**DESCRIPTION OF THE TASK:**
Check every line of the entries that follow, and copy the ones containing "Real".

**EXCERPTED DATA:**
--- begin ---
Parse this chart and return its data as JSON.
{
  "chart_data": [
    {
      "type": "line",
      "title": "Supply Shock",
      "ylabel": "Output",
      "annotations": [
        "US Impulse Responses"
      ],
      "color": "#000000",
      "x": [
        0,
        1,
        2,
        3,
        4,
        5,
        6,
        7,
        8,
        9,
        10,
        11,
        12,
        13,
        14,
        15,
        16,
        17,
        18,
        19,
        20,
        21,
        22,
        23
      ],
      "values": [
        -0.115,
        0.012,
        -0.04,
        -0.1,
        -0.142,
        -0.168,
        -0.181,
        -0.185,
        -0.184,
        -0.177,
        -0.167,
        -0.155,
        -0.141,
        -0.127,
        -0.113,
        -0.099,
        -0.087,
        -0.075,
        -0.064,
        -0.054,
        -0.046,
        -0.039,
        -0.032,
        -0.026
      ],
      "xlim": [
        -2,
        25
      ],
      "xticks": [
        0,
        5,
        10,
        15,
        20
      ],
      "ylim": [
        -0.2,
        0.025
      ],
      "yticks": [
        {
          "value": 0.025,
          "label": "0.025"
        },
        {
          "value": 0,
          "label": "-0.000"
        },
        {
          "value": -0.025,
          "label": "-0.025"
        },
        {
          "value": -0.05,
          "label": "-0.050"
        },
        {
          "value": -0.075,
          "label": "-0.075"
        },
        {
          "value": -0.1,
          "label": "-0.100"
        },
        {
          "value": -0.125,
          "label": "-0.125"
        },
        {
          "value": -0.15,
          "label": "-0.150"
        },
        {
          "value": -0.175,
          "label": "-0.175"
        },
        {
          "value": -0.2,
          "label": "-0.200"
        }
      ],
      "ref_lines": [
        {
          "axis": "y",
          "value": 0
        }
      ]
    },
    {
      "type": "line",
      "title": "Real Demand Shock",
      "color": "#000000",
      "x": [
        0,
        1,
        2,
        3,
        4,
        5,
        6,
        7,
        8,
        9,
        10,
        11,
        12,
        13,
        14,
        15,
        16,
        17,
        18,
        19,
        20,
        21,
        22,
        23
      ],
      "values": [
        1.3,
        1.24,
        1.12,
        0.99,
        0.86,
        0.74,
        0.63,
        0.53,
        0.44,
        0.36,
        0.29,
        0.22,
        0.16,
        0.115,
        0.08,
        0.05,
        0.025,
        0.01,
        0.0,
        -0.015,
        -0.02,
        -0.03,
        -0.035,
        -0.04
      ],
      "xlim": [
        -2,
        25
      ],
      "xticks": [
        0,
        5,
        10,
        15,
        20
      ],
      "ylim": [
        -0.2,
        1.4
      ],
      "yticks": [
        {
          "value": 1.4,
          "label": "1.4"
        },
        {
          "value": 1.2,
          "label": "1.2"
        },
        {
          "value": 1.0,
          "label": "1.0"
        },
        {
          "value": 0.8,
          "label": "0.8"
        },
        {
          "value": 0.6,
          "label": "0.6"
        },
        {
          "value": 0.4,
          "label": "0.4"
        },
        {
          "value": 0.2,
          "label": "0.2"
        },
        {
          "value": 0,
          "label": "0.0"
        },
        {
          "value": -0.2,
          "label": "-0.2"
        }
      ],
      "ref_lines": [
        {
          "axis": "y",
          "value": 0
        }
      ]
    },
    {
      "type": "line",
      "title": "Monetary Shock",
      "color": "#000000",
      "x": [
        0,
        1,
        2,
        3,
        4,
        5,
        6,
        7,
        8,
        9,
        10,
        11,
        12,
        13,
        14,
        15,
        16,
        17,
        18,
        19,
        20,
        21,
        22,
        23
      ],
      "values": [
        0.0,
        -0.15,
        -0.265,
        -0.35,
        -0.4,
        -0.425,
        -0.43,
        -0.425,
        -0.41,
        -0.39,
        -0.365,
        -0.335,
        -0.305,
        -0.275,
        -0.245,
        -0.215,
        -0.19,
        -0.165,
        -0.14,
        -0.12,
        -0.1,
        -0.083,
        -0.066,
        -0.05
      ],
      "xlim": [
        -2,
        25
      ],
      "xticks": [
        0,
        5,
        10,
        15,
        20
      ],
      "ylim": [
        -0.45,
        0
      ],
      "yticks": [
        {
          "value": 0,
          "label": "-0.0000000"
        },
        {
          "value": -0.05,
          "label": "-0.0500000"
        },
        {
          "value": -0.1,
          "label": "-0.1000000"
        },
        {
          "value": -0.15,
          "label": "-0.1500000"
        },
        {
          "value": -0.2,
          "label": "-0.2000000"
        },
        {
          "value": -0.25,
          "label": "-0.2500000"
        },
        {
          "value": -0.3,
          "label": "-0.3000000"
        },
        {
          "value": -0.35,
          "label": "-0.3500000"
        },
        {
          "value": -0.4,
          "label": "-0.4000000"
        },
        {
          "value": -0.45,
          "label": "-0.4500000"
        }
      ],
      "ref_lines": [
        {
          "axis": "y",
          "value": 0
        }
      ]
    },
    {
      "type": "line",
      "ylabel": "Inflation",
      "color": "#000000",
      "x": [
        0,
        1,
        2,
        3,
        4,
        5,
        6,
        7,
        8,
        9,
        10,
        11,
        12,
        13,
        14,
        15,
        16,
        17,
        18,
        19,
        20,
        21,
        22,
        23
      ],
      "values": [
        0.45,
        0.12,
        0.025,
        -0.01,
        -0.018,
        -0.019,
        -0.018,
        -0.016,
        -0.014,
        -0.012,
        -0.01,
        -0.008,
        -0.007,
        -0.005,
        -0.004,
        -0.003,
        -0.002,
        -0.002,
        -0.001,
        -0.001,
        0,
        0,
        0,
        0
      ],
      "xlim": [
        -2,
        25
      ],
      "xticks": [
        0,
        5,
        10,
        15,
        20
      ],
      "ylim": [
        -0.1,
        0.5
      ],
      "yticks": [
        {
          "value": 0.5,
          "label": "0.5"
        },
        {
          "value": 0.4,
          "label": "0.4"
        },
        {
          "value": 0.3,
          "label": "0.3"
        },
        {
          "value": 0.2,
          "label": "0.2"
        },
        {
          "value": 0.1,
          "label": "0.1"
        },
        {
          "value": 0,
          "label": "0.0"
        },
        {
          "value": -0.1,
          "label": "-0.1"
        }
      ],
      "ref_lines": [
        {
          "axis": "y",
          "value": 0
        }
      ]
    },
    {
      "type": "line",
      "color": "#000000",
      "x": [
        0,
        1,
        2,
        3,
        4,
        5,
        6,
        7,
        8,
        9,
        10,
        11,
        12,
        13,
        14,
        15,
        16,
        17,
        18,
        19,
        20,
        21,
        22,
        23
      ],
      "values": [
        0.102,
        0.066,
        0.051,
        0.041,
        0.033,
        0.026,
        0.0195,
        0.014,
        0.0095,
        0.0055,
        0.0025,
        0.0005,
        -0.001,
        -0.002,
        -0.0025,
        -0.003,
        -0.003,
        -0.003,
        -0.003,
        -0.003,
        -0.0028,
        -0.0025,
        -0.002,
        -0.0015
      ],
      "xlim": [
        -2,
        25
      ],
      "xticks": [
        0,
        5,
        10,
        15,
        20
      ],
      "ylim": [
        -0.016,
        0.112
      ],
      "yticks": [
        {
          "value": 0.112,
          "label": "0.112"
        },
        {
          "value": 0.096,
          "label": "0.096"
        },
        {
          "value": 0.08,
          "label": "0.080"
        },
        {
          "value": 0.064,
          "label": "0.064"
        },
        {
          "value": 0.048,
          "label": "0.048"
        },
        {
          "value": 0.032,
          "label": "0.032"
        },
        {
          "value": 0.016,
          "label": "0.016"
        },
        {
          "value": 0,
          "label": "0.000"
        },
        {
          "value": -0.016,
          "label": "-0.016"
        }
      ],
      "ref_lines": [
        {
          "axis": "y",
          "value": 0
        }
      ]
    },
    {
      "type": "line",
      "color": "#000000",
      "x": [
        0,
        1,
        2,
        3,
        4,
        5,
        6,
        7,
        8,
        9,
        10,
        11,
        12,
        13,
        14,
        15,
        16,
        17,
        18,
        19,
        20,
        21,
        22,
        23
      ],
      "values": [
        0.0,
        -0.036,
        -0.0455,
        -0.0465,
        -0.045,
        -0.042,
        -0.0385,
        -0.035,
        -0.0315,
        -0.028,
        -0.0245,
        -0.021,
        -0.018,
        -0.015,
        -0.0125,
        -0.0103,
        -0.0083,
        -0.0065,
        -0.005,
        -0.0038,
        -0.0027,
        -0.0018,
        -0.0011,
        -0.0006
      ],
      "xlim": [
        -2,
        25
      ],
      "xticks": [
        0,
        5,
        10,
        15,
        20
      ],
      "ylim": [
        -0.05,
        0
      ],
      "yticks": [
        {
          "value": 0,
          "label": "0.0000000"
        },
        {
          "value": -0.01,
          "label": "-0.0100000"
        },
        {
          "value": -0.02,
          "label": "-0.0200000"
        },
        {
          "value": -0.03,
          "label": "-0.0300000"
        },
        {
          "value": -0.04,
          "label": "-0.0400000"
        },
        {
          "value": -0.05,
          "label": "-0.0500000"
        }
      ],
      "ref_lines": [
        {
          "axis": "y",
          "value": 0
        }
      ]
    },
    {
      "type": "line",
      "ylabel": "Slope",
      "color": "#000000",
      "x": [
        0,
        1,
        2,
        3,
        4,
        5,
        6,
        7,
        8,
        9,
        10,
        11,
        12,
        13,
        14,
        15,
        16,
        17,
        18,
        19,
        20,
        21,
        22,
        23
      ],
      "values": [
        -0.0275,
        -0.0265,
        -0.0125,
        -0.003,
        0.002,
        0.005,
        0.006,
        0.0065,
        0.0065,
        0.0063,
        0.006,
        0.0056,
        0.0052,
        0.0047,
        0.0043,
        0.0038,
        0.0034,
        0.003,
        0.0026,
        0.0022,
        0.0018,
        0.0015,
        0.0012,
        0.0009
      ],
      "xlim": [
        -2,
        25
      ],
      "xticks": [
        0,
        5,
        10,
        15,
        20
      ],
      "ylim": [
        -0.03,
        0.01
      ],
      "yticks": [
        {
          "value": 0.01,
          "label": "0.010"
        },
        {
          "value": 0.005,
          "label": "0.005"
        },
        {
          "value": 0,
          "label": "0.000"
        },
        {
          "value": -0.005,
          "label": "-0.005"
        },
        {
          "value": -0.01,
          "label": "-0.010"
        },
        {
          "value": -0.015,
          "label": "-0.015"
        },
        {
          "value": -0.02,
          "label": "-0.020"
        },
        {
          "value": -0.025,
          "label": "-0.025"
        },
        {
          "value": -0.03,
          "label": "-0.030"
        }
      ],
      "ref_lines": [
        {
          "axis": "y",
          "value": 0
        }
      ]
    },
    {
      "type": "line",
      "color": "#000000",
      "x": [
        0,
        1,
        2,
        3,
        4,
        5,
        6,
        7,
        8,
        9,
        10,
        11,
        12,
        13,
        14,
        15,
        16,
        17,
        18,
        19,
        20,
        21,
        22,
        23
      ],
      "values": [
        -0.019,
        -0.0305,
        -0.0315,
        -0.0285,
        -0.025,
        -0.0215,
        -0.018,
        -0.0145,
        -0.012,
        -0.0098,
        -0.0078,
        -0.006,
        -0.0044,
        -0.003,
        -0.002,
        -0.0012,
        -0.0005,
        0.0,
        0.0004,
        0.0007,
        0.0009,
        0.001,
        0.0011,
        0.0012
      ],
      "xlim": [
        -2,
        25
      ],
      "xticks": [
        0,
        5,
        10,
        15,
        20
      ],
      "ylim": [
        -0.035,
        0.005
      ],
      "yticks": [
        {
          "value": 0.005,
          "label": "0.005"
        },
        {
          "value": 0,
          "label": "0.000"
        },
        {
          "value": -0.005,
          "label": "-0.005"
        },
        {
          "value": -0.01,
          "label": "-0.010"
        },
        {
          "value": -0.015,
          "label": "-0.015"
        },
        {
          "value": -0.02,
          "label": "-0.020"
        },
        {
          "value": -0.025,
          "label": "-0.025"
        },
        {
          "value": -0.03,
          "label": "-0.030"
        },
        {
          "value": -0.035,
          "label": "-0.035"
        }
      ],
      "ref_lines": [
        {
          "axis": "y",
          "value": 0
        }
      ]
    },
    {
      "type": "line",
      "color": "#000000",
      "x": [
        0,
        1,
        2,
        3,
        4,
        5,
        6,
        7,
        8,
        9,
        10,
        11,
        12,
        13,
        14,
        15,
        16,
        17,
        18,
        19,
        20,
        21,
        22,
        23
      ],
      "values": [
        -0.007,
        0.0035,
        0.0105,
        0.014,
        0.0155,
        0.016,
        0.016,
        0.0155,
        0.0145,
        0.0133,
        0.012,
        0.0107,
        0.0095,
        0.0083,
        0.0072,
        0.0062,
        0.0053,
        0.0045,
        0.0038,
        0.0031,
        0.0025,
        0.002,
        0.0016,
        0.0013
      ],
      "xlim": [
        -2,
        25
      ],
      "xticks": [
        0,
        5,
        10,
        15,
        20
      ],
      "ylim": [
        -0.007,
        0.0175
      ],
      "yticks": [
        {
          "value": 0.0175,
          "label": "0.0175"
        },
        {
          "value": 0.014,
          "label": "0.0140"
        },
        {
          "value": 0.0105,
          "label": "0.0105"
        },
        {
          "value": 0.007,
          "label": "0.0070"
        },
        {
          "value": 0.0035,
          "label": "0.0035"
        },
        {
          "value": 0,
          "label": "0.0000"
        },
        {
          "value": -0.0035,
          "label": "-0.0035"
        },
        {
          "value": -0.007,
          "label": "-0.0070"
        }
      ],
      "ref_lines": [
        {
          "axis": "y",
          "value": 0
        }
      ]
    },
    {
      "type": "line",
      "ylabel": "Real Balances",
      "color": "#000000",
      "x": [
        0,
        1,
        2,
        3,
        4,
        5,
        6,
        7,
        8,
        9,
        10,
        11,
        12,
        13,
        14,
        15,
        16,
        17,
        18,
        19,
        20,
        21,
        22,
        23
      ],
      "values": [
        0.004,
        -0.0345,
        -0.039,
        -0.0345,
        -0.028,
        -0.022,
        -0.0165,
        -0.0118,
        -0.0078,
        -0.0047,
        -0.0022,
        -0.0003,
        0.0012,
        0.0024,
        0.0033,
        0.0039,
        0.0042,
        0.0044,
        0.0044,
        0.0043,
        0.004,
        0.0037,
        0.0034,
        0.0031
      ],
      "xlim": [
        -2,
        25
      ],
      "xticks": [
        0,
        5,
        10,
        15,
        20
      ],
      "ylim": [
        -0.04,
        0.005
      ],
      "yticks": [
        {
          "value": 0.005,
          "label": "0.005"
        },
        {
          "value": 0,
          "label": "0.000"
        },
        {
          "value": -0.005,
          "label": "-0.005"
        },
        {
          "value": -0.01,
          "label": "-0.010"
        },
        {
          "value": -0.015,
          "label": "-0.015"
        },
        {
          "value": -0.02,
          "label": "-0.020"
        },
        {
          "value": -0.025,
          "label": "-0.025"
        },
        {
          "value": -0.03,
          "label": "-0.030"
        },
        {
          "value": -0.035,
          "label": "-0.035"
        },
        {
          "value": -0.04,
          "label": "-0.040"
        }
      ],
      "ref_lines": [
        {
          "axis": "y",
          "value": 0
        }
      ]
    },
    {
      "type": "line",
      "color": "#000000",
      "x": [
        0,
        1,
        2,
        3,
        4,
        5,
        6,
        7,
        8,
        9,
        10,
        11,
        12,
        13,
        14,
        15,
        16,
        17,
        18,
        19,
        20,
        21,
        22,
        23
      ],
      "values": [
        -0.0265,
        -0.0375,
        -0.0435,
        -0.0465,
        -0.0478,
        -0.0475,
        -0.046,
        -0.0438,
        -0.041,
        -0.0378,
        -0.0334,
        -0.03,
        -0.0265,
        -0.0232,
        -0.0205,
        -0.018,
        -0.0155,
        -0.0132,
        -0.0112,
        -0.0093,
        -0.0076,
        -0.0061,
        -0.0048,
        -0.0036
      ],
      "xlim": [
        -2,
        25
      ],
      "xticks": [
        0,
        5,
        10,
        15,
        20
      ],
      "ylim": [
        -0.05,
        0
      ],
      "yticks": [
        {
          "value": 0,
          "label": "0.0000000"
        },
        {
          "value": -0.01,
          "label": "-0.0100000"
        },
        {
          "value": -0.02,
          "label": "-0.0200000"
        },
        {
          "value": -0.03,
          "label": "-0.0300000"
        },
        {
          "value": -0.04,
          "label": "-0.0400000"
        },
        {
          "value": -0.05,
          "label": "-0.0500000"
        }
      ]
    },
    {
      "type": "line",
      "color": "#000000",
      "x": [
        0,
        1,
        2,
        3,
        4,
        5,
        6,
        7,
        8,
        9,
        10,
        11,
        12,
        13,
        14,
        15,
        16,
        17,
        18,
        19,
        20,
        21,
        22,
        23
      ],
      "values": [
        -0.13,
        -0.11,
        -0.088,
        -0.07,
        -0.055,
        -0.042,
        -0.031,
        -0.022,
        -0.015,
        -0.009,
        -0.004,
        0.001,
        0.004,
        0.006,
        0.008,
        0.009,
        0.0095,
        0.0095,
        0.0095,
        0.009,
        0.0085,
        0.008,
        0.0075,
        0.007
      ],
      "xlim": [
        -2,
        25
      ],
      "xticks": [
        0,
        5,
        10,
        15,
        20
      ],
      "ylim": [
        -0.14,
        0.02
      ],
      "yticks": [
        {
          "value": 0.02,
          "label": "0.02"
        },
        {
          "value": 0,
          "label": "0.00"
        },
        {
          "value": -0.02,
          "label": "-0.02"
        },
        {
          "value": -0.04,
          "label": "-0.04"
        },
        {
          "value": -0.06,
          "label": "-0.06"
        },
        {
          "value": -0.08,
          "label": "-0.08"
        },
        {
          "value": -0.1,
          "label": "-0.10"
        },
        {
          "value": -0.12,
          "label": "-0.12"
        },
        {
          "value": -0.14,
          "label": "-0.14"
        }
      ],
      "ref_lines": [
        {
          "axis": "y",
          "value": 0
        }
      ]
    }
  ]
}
--- end ---
**RESPONSE:**
      "title": "Real Demand Shock",
      "ylabel": "Real Balances",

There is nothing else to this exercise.